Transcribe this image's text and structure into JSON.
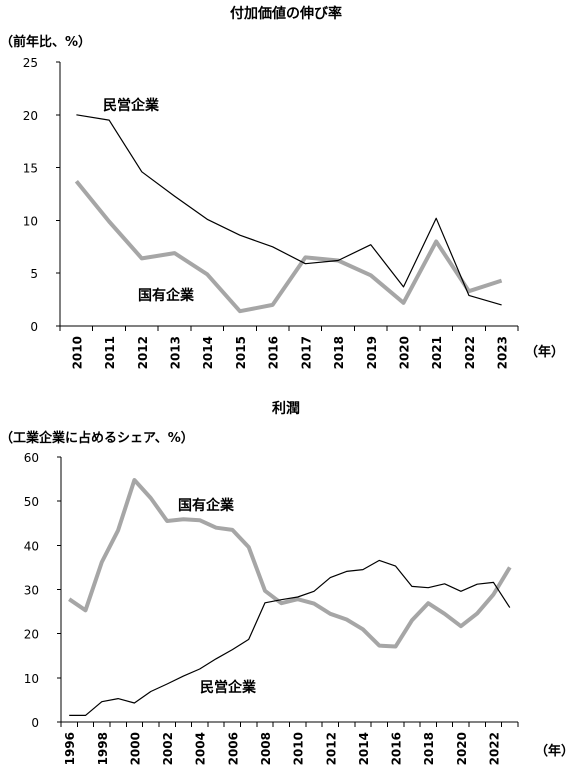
{
  "chart_data": [
    {
      "type": "line",
      "title": "付加価値の伸び率",
      "ylabel": "（前年比、%）",
      "xunit": "（年）",
      "ylim": [
        0,
        25
      ],
      "yticks": [
        0,
        5,
        10,
        15,
        20,
        25
      ],
      "x": [
        "2010",
        "2011",
        "2012",
        "2013",
        "2014",
        "2015",
        "2016",
        "2017",
        "2018",
        "2019",
        "2020",
        "2021",
        "2022",
        "2023"
      ],
      "grid": false,
      "series": [
        {
          "name": "民営企業",
          "color": "#000000",
          "width": 1.2,
          "values": [
            20.0,
            19.5,
            14.6,
            12.3,
            10.1,
            8.6,
            7.5,
            5.9,
            6.2,
            7.7,
            3.7,
            10.2,
            2.9,
            2.0
          ]
        },
        {
          "name": "国有企業",
          "color": "#a6a6a6",
          "width": 4,
          "values": [
            13.7,
            9.9,
            6.4,
            6.9,
            4.9,
            1.4,
            2.0,
            6.5,
            6.2,
            4.8,
            2.2,
            8.0,
            3.3,
            4.3
          ]
        }
      ]
    },
    {
      "type": "line",
      "title": "利潤",
      "ylabel": "（工業企業に占めるシェア、%）",
      "xunit": "（年）",
      "ylim": [
        0,
        60
      ],
      "yticks": [
        0,
        10,
        20,
        30,
        40,
        50,
        60
      ],
      "xstart": 1996,
      "xend": 2023,
      "xticklabels": [
        "1996",
        "1998",
        "2000",
        "2002",
        "2004",
        "2006",
        "2008",
        "2010",
        "2012",
        "2014",
        "2016",
        "2018",
        "2020",
        "2022"
      ],
      "grid": false,
      "series": [
        {
          "name": "国有企業",
          "color": "#a6a6a6",
          "width": 4,
          "values": [
            27.8,
            25.3,
            36.2,
            43.4,
            54.8,
            50.7,
            45.5,
            45.9,
            45.7,
            44.0,
            43.5,
            39.6,
            29.7,
            26.9,
            27.8,
            26.8,
            24.5,
            23.2,
            21.0,
            17.3,
            17.1,
            23.0,
            26.9,
            24.5,
            21.7,
            24.6,
            28.9,
            35.0
          ]
        },
        {
          "name": "民営企業",
          "color": "#000000",
          "width": 1.2,
          "values": [
            1.5,
            1.5,
            4.6,
            5.3,
            4.3,
            6.9,
            8.6,
            10.4,
            12.0,
            14.3,
            16.4,
            18.7,
            27.0,
            27.7,
            28.3,
            29.6,
            32.7,
            34.1,
            34.5,
            36.6,
            35.3,
            30.7,
            30.4,
            31.3,
            29.6,
            31.2,
            31.6,
            25.9
          ]
        }
      ]
    }
  ]
}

□ □ □ □ □ □ □

**WHAT IS EXPECTED**
Repeat the preceding records precisely, and leave every picture out of the copy.

**TASK RESPONSE**
Transcribe this image's text and structure into JSON.
{
  "chart_data": [
    {
      "type": "line",
      "title": "付加価値の伸び率",
      "ylabel": "（前年比、%）",
      "xunit": "（年）",
      "ylim": [
        0,
        25
      ],
      "yticks": [
        0,
        5,
        10,
        15,
        20,
        25
      ],
      "x": [
        "2010",
        "2011",
        "2012",
        "2013",
        "2014",
        "2015",
        "2016",
        "2017",
        "2018",
        "2019",
        "2020",
        "2021",
        "2022",
        "2023"
      ],
      "grid": false,
      "series": [
        {
          "name": "民営企業",
          "color": "#000000",
          "width": 1.2,
          "values": [
            20.0,
            19.5,
            14.6,
            12.3,
            10.1,
            8.6,
            7.5,
            5.9,
            6.2,
            7.7,
            3.7,
            10.2,
            2.9,
            2.0
          ]
        },
        {
          "name": "国有企業",
          "color": "#a6a6a6",
          "width": 4,
          "values": [
            13.7,
            9.9,
            6.4,
            6.9,
            4.9,
            1.4,
            2.0,
            6.5,
            6.2,
            4.8,
            2.2,
            8.0,
            3.3,
            4.3
          ]
        }
      ]
    },
    {
      "type": "line",
      "title": "利潤",
      "ylabel": "（工業企業に占めるシェア、%）",
      "xunit": "（年）",
      "ylim": [
        0,
        60
      ],
      "yticks": [
        0,
        10,
        20,
        30,
        40,
        50,
        60
      ],
      "xstart": 1996,
      "xend": 2023,
      "xticklabels": [
        "1996",
        "1998",
        "2000",
        "2002",
        "2004",
        "2006",
        "2008",
        "2010",
        "2012",
        "2014",
        "2016",
        "2018",
        "2020",
        "2022"
      ],
      "grid": false,
      "series": [
        {
          "name": "国有企業",
          "color": "#a6a6a6",
          "width": 4,
          "values": [
            27.8,
            25.3,
            36.2,
            43.4,
            54.8,
            50.7,
            45.5,
            45.9,
            45.7,
            44.0,
            43.5,
            39.6,
            29.7,
            26.9,
            27.8,
            26.8,
            24.5,
            23.2,
            21.0,
            17.3,
            17.1,
            23.0,
            26.9,
            24.5,
            21.7,
            24.6,
            28.9,
            35.0
          ]
        },
        {
          "name": "民営企業",
          "color": "#000000",
          "width": 1.2,
          "values": [
            1.5,
            1.5,
            4.6,
            5.3,
            4.3,
            6.9,
            8.6,
            10.4,
            12.0,
            14.3,
            16.4,
            18.7,
            27.0,
            27.7,
            28.3,
            29.6,
            32.7,
            34.1,
            34.5,
            36.6,
            35.3,
            30.7,
            30.4,
            31.3,
            29.6,
            31.2,
            31.6,
            25.9
          ]
        }
      ]
    }
  ]
}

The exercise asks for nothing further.